■ What is asked
Your task is to copy the listing exactly. Drop any pictures from the copy.

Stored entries
===============
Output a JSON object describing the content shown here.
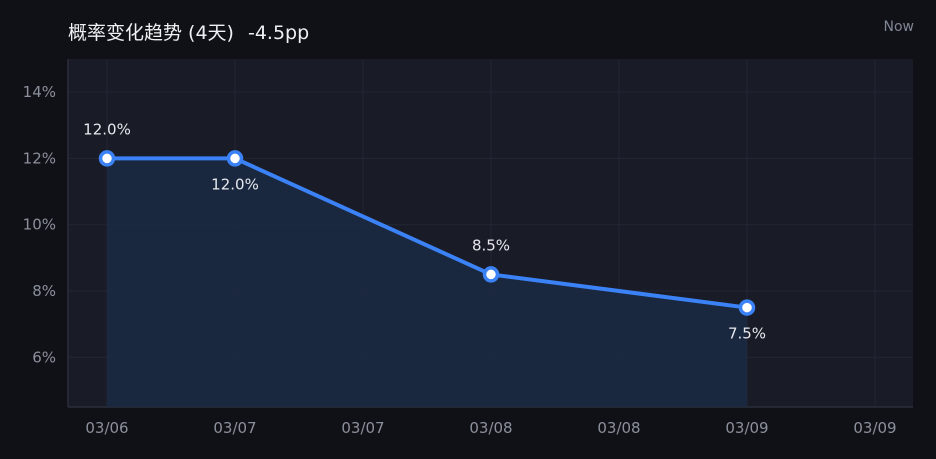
{
  "header": {
    "title": "概率变化趋势 (4天)",
    "delta": "-4.5pp",
    "time_label": "Now"
  },
  "colors": {
    "background": "#101116",
    "plot_background": "#191b26",
    "line": "#3b82f6",
    "area_fill": "#1b2a44",
    "grid": "#232634",
    "axis": "#2b2f3c"
  },
  "chart_data": {
    "type": "line",
    "title": "",
    "xlabel": "",
    "ylabel": "",
    "x_tick_labels": [
      "03/06",
      "03/07",
      "03/07",
      "03/08",
      "03/08",
      "03/09",
      "03/09"
    ],
    "y_ticks": [
      6,
      8,
      10,
      12,
      14
    ],
    "y_tick_labels": [
      "6%",
      "8%",
      "10%",
      "12%",
      "14%"
    ],
    "ylim": [
      4.5,
      15
    ],
    "grid": true,
    "legend": "none",
    "series": [
      {
        "points": [
          {
            "x": "03/06",
            "y": 12.0,
            "label": "12.0%",
            "label_position": "above"
          },
          {
            "x": "03/07",
            "y": 12.0,
            "label": "12.0%",
            "label_position": "below"
          },
          {
            "x": "03/08",
            "y": 8.5,
            "label": "8.5%",
            "label_position": "above"
          },
          {
            "x": "03/09",
            "y": 7.5,
            "label": "7.5%",
            "label_position": "below"
          }
        ]
      }
    ]
  }
}
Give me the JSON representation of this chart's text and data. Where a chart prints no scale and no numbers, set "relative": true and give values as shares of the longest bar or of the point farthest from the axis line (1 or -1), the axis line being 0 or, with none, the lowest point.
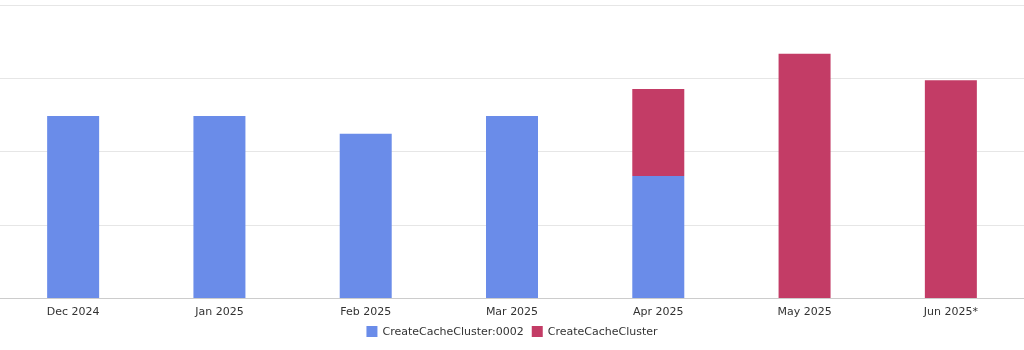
{
  "chart_data": {
    "type": "bar",
    "relative": true,
    "stacked": true,
    "grid": "y",
    "legend": "bottom",
    "categories": [
      "Dec 2024",
      "Jan 2025",
      "Feb 2025",
      "Mar 2025",
      "Apr 2025",
      "May 2025",
      "Jun 2025*"
    ],
    "series": [
      {
        "name": "CreateCacheCluster:0002",
        "color": "#6a8ce9",
        "values": [
          0.745,
          0.745,
          0.673,
          0.745,
          0.5,
          null,
          null
        ]
      },
      {
        "name": "CreateCacheCluster",
        "color": "#c33c66",
        "values": [
          null,
          null,
          null,
          null,
          0.356,
          1,
          0.892
        ]
      }
    ]
  }
}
===============
■ The response
Output a JSON object describing the content shown here.
{
  "header": {
    "title": "概率变化趋势 (4天)",
    "delta": "-4.5pp",
    "time_label": "Now"
  },
  "colors": {
    "background": "#101116",
    "plot_background": "#191b26",
    "line": "#3b82f6",
    "area_fill": "#1b2a44",
    "grid": "#232634",
    "axis": "#2b2f3c"
  },
  "chart_data": {
    "type": "line",
    "title": "",
    "xlabel": "",
    "ylabel": "",
    "x_tick_labels": [
      "03/06",
      "03/07",
      "03/07",
      "03/08",
      "03/08",
      "03/09",
      "03/09"
    ],
    "y_ticks": [
      6,
      8,
      10,
      12,
      14
    ],
    "y_tick_labels": [
      "6%",
      "8%",
      "10%",
      "12%",
      "14%"
    ],
    "ylim": [
      4.5,
      15
    ],
    "grid": true,
    "legend": "none",
    "series": [
      {
        "points": [
          {
            "x": "03/06",
            "y": 12.0,
            "label": "12.0%",
            "label_position": "above"
          },
          {
            "x": "03/07",
            "y": 12.0,
            "label": "12.0%",
            "label_position": "below"
          },
          {
            "x": "03/08",
            "y": 8.5,
            "label": "8.5%",
            "label_position": "above"
          },
          {
            "x": "03/09",
            "y": 7.5,
            "label": "7.5%",
            "label_position": "below"
          }
        ]
      }
    ]
  }
}
Give me the JSON representation of this chart's text and data. Where a chart prints no scale and no numbers, set "relative": true and give values as shares of the longest bar or of the point farthest from the axis line (1 or -1), the axis line being 0 or, with none, the lowest point.
{
  "chart_data": {
    "type": "bar",
    "relative": true,
    "stacked": true,
    "grid": "y",
    "legend": "bottom",
    "categories": [
      "Dec 2024",
      "Jan 2025",
      "Feb 2025",
      "Mar 2025",
      "Apr 2025",
      "May 2025",
      "Jun 2025*"
    ],
    "series": [
      {
        "name": "CreateCacheCluster:0002",
        "color": "#6a8ce9",
        "values": [
          0.745,
          0.745,
          0.673,
          0.745,
          0.5,
          null,
          null
        ]
      },
      {
        "name": "CreateCacheCluster",
        "color": "#c33c66",
        "values": [
          null,
          null,
          null,
          null,
          0.356,
          1,
          0.892
        ]
      }
    ]
  }
}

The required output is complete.